Data excerpts
++++++++++++++++++++
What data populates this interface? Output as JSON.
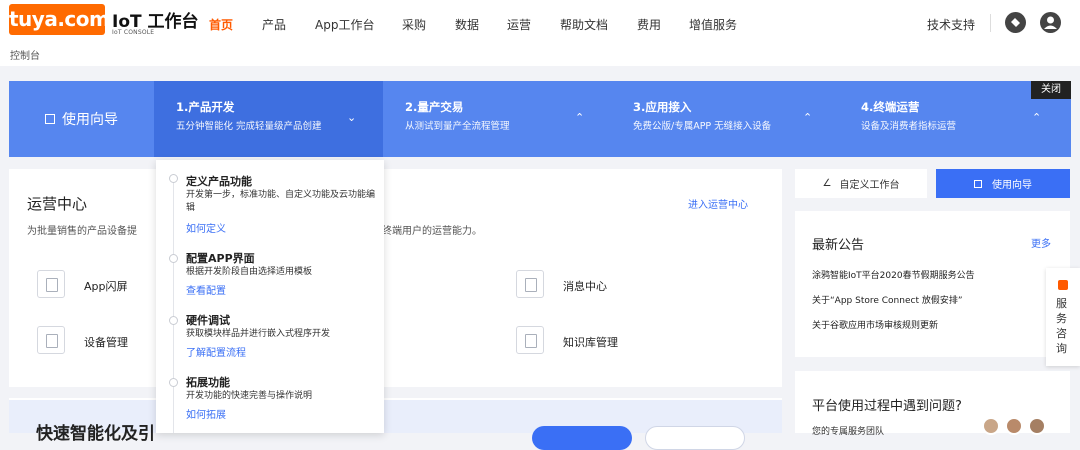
{
  "header": {
    "logo_text": "tuya.com",
    "title": "IoT 工作台",
    "subtitle": "IoT CONSOLE",
    "breadcrumb": "控制台",
    "nav": [
      "首页",
      "产品",
      "App工作台",
      "采购",
      "数据",
      "运营",
      "帮助文档",
      "费用",
      "增值服务"
    ],
    "active_nav": "首页",
    "support": "技术支持"
  },
  "guide": {
    "left_label": "使用向导",
    "close": "关闭",
    "steps": [
      {
        "title": "1.产品开发",
        "desc": "五分钟智能化 完成轻量级产品创建",
        "chevron": "⌄"
      },
      {
        "title": "2.量产交易",
        "desc": "从测试到量产全流程管理",
        "chevron": "⌃"
      },
      {
        "title": "3.应用接入",
        "desc": "免费公版/专属APP 无缝接入设备",
        "chevron": "⌃"
      },
      {
        "title": "4.终端运营",
        "desc": "设备及消费者指标运营",
        "chevron": "⌃"
      }
    ]
  },
  "dropdown": {
    "items": [
      {
        "title": "定义产品功能",
        "desc": "开发第一步，标准功能、自定义功能及云功能编辑",
        "link": "如何定义"
      },
      {
        "title": "配置APP界面",
        "desc": "根据开发阶段自由选择适用模板",
        "link": "查看配置"
      },
      {
        "title": "硬件调试",
        "desc": "获取模块样品并进行嵌入式程序开发",
        "link": "了解配置流程"
      },
      {
        "title": "拓展功能",
        "desc": "开发功能的快速完善与操作说明",
        "link": "如何拓展"
      }
    ]
  },
  "ops": {
    "title": "运营中心",
    "desc_left": "为批量销售的产品设备提",
    "desc_right": "终端用户的运营能力。",
    "link": "进入运营中心",
    "items": [
      "App闪屏",
      "设备管理",
      "消息中心",
      "知识库管理"
    ]
  },
  "right_panel": {
    "custom_btn": "自定义工作台",
    "guide_btn": "使用向导",
    "notice_title": "最新公告",
    "notice_more": "更多",
    "notices": [
      "涂鸦智能IoT平台2020春节假期服务公告",
      "关于“App Store Connect 放假安排”",
      "关于谷歌应用市场审核规则更新"
    ],
    "help_title": "平台使用过程中遇到问题?",
    "help_sub": "您的专属服务团队"
  },
  "float_tab": {
    "text": "服务咨询"
  },
  "promo": {
    "title": "快速智能化及引"
  },
  "colors": {
    "accent": "#ff5a00",
    "guide_bg": "#5686ef",
    "link": "#3a6ff5"
  }
}
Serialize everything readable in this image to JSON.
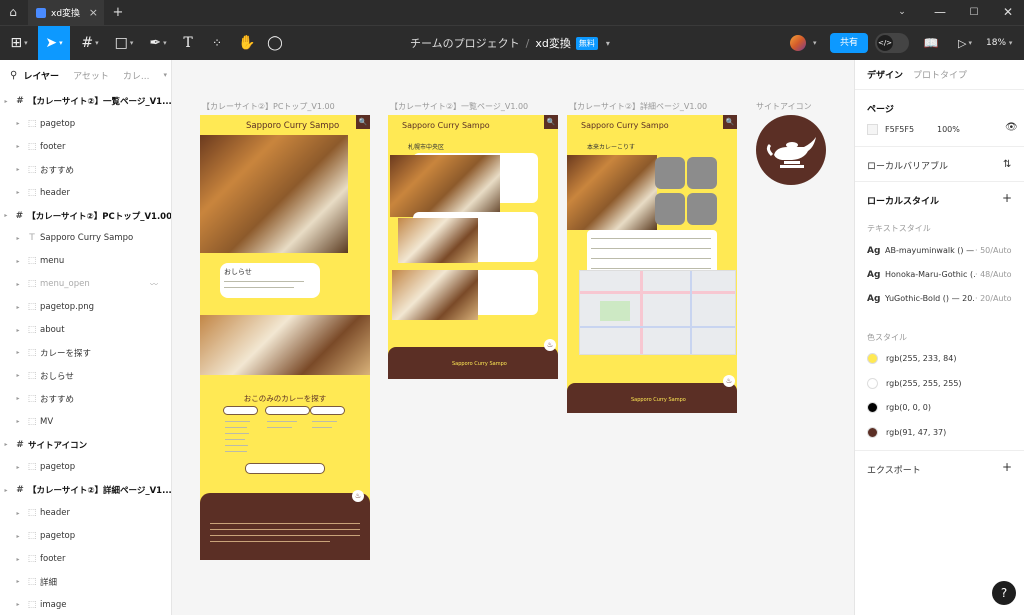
++++++++++++++++++++
→ PROBLEM DESCRIPTION
Leave every image out, and retype the material exactly.

→ FINISHED TASK
What data populates this interface? Output as JSON.
{
  "header": {
    "logo_text": "tuya.com",
    "title": "IoT 工作台",
    "subtitle": "IoT CONSOLE",
    "breadcrumb": "控制台",
    "nav": [
      "首页",
      "产品",
      "App工作台",
      "采购",
      "数据",
      "运营",
      "帮助文档",
      "费用",
      "增值服务"
    ],
    "active_nav": "首页",
    "support": "技术支持"
  },
  "guide": {
    "left_label": "使用向导",
    "close": "关闭",
    "steps": [
      {
        "title": "1.产品开发",
        "desc": "五分钟智能化 完成轻量级产品创建",
        "chevron": "⌄"
      },
      {
        "title": "2.量产交易",
        "desc": "从测试到量产全流程管理",
        "chevron": "⌃"
      },
      {
        "title": "3.应用接入",
        "desc": "免费公版/专属APP 无缝接入设备",
        "chevron": "⌃"
      },
      {
        "title": "4.终端运营",
        "desc": "设备及消费者指标运营",
        "chevron": "⌃"
      }
    ]
  },
  "dropdown": {
    "items": [
      {
        "title": "定义产品功能",
        "desc": "开发第一步，标准功能、自定义功能及云功能编辑",
        "link": "如何定义"
      },
      {
        "title": "配置APP界面",
        "desc": "根据开发阶段自由选择适用模板",
        "link": "查看配置"
      },
      {
        "title": "硬件调试",
        "desc": "获取模块样品并进行嵌入式程序开发",
        "link": "了解配置流程"
      },
      {
        "title": "拓展功能",
        "desc": "开发功能的快速完善与操作说明",
        "link": "如何拓展"
      }
    ]
  },
  "ops": {
    "title": "运营中心",
    "desc_left": "为批量销售的产品设备提",
    "desc_right": "终端用户的运营能力。",
    "link": "进入运营中心",
    "items": [
      "App闪屏",
      "设备管理",
      "消息中心",
      "知识库管理"
    ]
  },
  "right_panel": {
    "custom_btn": "自定义工作台",
    "guide_btn": "使用向导",
    "notice_title": "最新公告",
    "notice_more": "更多",
    "notices": [
      "涂鸦智能IoT平台2020春节假期服务公告",
      "关于“App Store Connect 放假安排”",
      "关于谷歌应用市场审核规则更新"
    ],
    "help_title": "平台使用过程中遇到问题?",
    "help_sub": "您的专属服务团队"
  },
  "float_tab": {
    "text": "服务咨询"
  },
  "promo": {
    "title": "快速智能化及引"
  },
  "colors": {
    "accent": "#ff5a00",
    "guide_bg": "#5686ef",
    "link": "#3a6ff5"
  }
}
Serialize everything readable in this image to JSON.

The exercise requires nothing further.